### What to do
Transcribe the listing verbatim. Do not carry over any pictures.
* * * * * * *
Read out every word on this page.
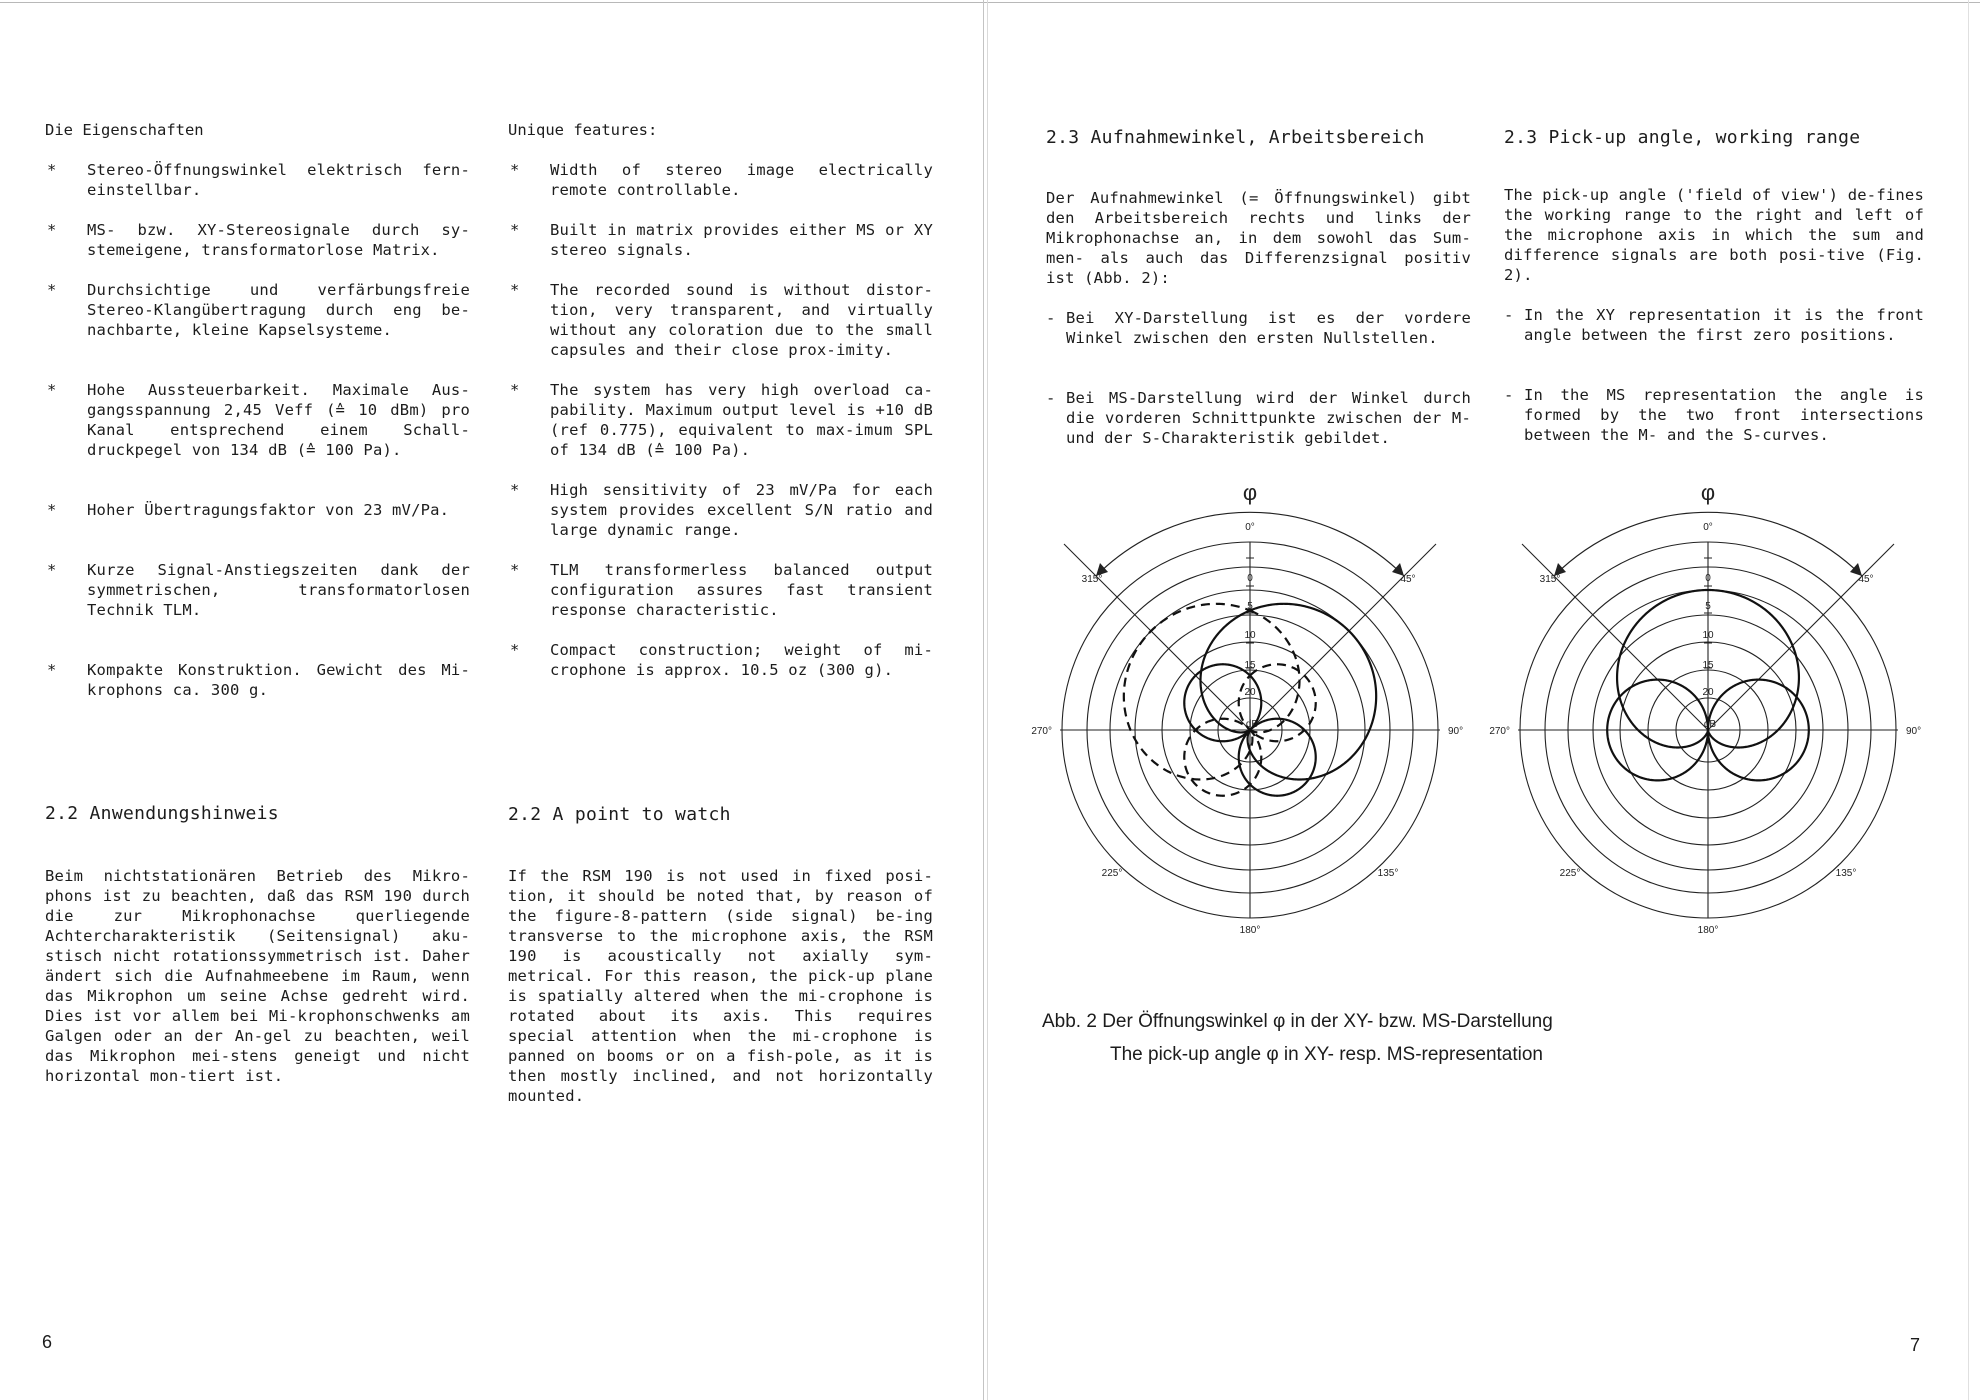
Die Eigenschaften	Unique features:
*	Stereo-Öffnungswinkel elektrisch fern-einstellbar.
*	MS- bzw. XY-Stereosignale durch sy-stemeigene, transformatorlose Matrix.
*	Durchsichtige und verfärbungsfreie Stereo-Klangübertragung durch eng be-nachbarte, kleine Kapselsysteme.
*	Hohe Aussteuerbarkeit. Maximale Aus-gangsspannung 2,45 Veff (≙ 10 dBm) pro Kanal entsprechend einem Schall-druckpegel von 134 dB (≙ 100 Pa).
*	Hoher Übertragungsfaktor von 23 mV/Pa.
*	Kurze Signal-Anstiegszeiten dank der symmetrischen, transformatorlosen Technik TLM.
*	Kompakte Konstruktion. Gewicht des Mi-krophons ca. 300 g.
*	Width of stereo image electrically remote controllable.
*	Built in matrix provides either MS or XY stereo signals.
*	The recorded sound is without distor-tion, very transparent, and virtually without any coloration due to the small capsules and their close prox-imity.
*	The system has very high overload ca-pability. Maximum output level is +10 dB (ref 0.775), equivalent to max-imum SPL of 134 dB (≙ 100 Pa).
*	High sensitivity of 23 mV/Pa for each system provides excellent S/N ratio and large dynamic range.
*	TLM transformerless balanced output configuration assures fast transient response characteristic.
*	Compact construction; weight of mi-crophone is approx. 10.5 oz (300 g).
2.2 Anwendungshinweis	2.2 A point to watch
Beim nichtstationären Betrieb des Mikro-phons ist zu beachten, daß das RSM 190 durch die zur Mikrophonachse querliegende Achtercharakteristik (Seitensignal) aku-stisch nicht rotationssymmetrisch ist. Daher ändert sich die Aufnahmeebene im Raum, wenn das Mikrophon um seine Achse gedreht wird. Dies ist vor allem bei Mi-krophonschwenks am Galgen oder an der An-gel zu beachten, weil das Mikrophon mei-stens geneigt und nicht horizontal mon-tiert ist.
If the RSM 190 is not used in fixed posi-tion, it should be noted that, by reason of the figure-8-pattern (side signal) be-ing transverse to the microphone axis, the RSM 190 is acoustically not axially sym-metrical. For this reason, the pick-up plane is spatially altered when the mi-crophone is rotated about its axis. This requires special attention when the mi-crophone is panned on booms or on a fish-pole, as it is then mostly inclined, and not horizontally mounted.
6
2.3 Aufnahmewinkel, Arbeitsbereich	2.3 Pick-up angle, working range
Der Aufnahmewinkel (= Öffnungswinkel) gibt den Arbeitsbereich rechts und links der Mikrophonachse an, in dem sowohl das Sum-men- als auch das Differenzsignal positiv ist (Abb. 2):
- Bei XY-Darstellung ist es der vordere Winkel zwischen den ersten Nullstellen.
- Bei MS-Darstellung wird der Winkel durch die vorderen Schnittpunkte zwischen der M- und der S-Charakteristik gebildet.
The pick-up angle ('field of view') de-fines the working range to the right and left of the microphone axis in which the sum and difference signals are both posi-tive (Fig. 2).
- In the XY representation it is the front angle between the first zero positions.
- In the MS representation the angle is formed by the two front intersections between the M- and the S-curves.
φ
0°
45°
90°
135°
180°
225°
270°
315°	0
5
10
15
20
dB
φ
0°
45°
90°
135°
180°
225°
270°
315°	0
5
10
15
20
dB
Abb. 2 Der Öffnungswinkel φ in der XY- bzw. MS-Darstellung
The pick-up angle φ in XY- resp. MS-representation
7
* * * * * * *
### Completed exercise
Read out every word on this page.
Die Eigenschaften	Unique features:
*	Stereo-Öffnungswinkel elektrisch fern-einstellbar.
*	MS- bzw. XY-Stereosignale durch sy-stemeigene, transformatorlose Matrix.
*	Durchsichtige und verfärbungsfreie Stereo-Klangübertragung durch eng be-nachbarte, kleine Kapselsysteme.
*	Hohe Aussteuerbarkeit. Maximale Aus-gangsspannung 2,45 Veff (≙ 10 dBm) pro Kanal entsprechend einem Schall-druckpegel von 134 dB (≙ 100 Pa).
*	Hoher Übertragungsfaktor von 23 mV/Pa.
*	Kurze Signal-Anstiegszeiten dank der symmetrischen, transformatorlosen Technik TLM.
*	Kompakte Konstruktion. Gewicht des Mi-krophons ca. 300 g.
*	Width of stereo image electrically remote controllable.
*	Built in matrix provides either MS or XY stereo signals.
*	The recorded sound is without distor-tion, very transparent, and virtually without any coloration due to the small capsules and their close prox-imity.
*	The system has very high overload ca-pability. Maximum output level is +10 dB (ref 0.775), equivalent to max-imum SPL of 134 dB (≙ 100 Pa).
*	High sensitivity of 23 mV/Pa for each system provides excellent S/N ratio and large dynamic range.
*	TLM transformerless balanced output configuration assures fast transient response characteristic.
*	Compact construction; weight of mi-crophone is approx. 10.5 oz (300 g).
2.2 Anwendungshinweis	2.2 A point to watch
Beim nichtstationären Betrieb des Mikro-phons ist zu beachten, daß das RSM 190 durch die zur Mikrophonachse querliegende Achtercharakteristik (Seitensignal) aku-stisch nicht rotationssymmetrisch ist. Daher ändert sich die Aufnahmeebene im Raum, wenn das Mikrophon um seine Achse gedreht wird. Dies ist vor allem bei Mi-krophonschwenks am Galgen oder an der An-gel zu beachten, weil das Mikrophon mei-stens geneigt und nicht horizontal mon-tiert ist.
If the RSM 190 is not used in fixed posi-tion, it should be noted that, by reason of the figure-8-pattern (side signal) be-ing transverse to the microphone axis, the RSM 190 is acoustically not axially sym-metrical. For this reason, the pick-up plane is spatially altered when the mi-crophone is rotated about its axis. This requires special attention when the mi-crophone is panned on booms or on a fish-pole, as it is then mostly inclined, and not horizontally mounted.
6
2.3 Aufnahmewinkel, Arbeitsbereich	2.3 Pick-up angle, working range
Der Aufnahmewinkel (= Öffnungswinkel) gibt den Arbeitsbereich rechts und links der Mikrophonachse an, in dem sowohl das Sum-men- als auch das Differenzsignal positiv ist (Abb. 2):
- Bei XY-Darstellung ist es der vordere Winkel zwischen den ersten Nullstellen.
- Bei MS-Darstellung wird der Winkel durch die vorderen Schnittpunkte zwischen der M- und der S-Charakteristik gebildet.
The pick-up angle ('field of view') de-fines the working range to the right and left of the microphone axis in which the sum and difference signals are both posi-tive (Fig. 2).
- In the XY representation it is the front angle between the first zero positions.
- In the MS representation the angle is formed by the two front intersections between the M- and the S-curves.
φ
0°
45°
90°
135°
180°
225°
270°
315°	0
5
10
15
20
dB
φ
0°
45°
90°
135°
180°
225°
270°
315°	0
5
10
15
20
dB
Abb. 2 Der Öffnungswinkel φ in der XY- bzw. MS-Darstellung
The pick-up angle φ in XY- resp. MS-representation
7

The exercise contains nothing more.